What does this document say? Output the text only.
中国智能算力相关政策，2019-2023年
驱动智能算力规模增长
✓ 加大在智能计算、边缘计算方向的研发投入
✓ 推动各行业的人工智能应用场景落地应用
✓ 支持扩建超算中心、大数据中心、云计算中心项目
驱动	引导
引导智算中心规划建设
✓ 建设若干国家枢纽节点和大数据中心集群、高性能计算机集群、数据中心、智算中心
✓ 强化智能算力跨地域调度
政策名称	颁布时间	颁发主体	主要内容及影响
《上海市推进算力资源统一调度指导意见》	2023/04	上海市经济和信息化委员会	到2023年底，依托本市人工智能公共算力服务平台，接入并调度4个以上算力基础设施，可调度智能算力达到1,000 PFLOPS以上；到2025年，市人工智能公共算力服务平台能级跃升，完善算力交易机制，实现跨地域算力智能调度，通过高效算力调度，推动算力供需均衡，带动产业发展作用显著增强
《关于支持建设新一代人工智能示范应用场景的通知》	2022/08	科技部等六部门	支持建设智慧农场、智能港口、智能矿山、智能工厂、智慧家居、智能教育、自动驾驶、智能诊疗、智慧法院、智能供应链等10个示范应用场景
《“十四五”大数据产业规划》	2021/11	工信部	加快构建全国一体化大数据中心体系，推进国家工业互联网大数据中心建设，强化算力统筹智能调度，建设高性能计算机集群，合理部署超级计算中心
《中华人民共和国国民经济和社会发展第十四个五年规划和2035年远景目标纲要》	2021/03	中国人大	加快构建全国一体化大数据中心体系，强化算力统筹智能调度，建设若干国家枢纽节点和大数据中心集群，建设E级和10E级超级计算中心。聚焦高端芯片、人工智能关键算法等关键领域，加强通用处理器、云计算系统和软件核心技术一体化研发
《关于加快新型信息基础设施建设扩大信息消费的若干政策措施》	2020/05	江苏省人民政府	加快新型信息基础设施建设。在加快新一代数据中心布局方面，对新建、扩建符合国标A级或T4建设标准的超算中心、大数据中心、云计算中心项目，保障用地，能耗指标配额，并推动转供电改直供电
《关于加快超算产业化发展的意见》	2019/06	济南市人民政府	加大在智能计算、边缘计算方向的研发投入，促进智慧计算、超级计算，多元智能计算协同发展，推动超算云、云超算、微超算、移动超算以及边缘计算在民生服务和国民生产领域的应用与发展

### To be done
Extract every record. Keep wording exact.

### Exercise result
What does this document say? Output the text only.
中国智能算力相关政策，2019-2023年
驱动智能算力规模增长
✓ 加大在智能计算、边缘计算方向的研发投入
✓ 推动各行业的人工智能应用场景落地应用
✓ 支持扩建超算中心、大数据中心、云计算中心项目
驱动	引导
引导智算中心规划建设
✓ 建设若干国家枢纽节点和大数据中心集群、高性能计算机集群、数据中心、智算中心
✓ 强化智能算力跨地域调度
政策名称	颁布时间	颁发主体	主要内容及影响
《上海市推进算力资源统一调度指导意见》	2023/04	上海市经济和信息化委员会	到2023年底，依托本市人工智能公共算力服务平台，接入并调度4个以上算力基础设施，可调度智能算力达到1,000 PFLOPS以上；到2025年，市人工智能公共算力服务平台能级跃升，完善算力交易机制，实现跨地域算力智能调度，通过高效算力调度，推动算力供需均衡，带动产业发展作用显著增强
《关于支持建设新一代人工智能示范应用场景的通知》	2022/08	科技部等六部门	支持建设智慧农场、智能港口、智能矿山、智能工厂、智慧家居、智能教育、自动驾驶、智能诊疗、智慧法院、智能供应链等10个示范应用场景
《“十四五”大数据产业规划》	2021/11	工信部	加快构建全国一体化大数据中心体系，推进国家工业互联网大数据中心建设，强化算力统筹智能调度，建设高性能计算机集群，合理部署超级计算中心
《中华人民共和国国民经济和社会发展第十四个五年规划和2035年远景目标纲要》	2021/03	中国人大	加快构建全国一体化大数据中心体系，强化算力统筹智能调度，建设若干国家枢纽节点和大数据中心集群，建设E级和10E级超级计算中心。聚焦高端芯片、人工智能关键算法等关键领域，加强通用处理器、云计算系统和软件核心技术一体化研发
《关于加快新型信息基础设施建设扩大信息消费的若干政策措施》	2020/05	江苏省人民政府	加快新型信息基础设施建设。在加快新一代数据中心布局方面，对新建、扩建符合国标A级或T4建设标准的超算中心、大数据中心、云计算中心项目，保障用地，能耗指标配额，并推动转供电改直供电
《关于加快超算产业化发展的意见》	2019/06	济南市人民政府	加大在智能计算、边缘计算方向的研发投入，促进智慧计算、超级计算，多元智能计算协同发展，推动超算云、云超算、微超算、移动超算以及边缘计算在民生服务和国民生产领域的应用与发展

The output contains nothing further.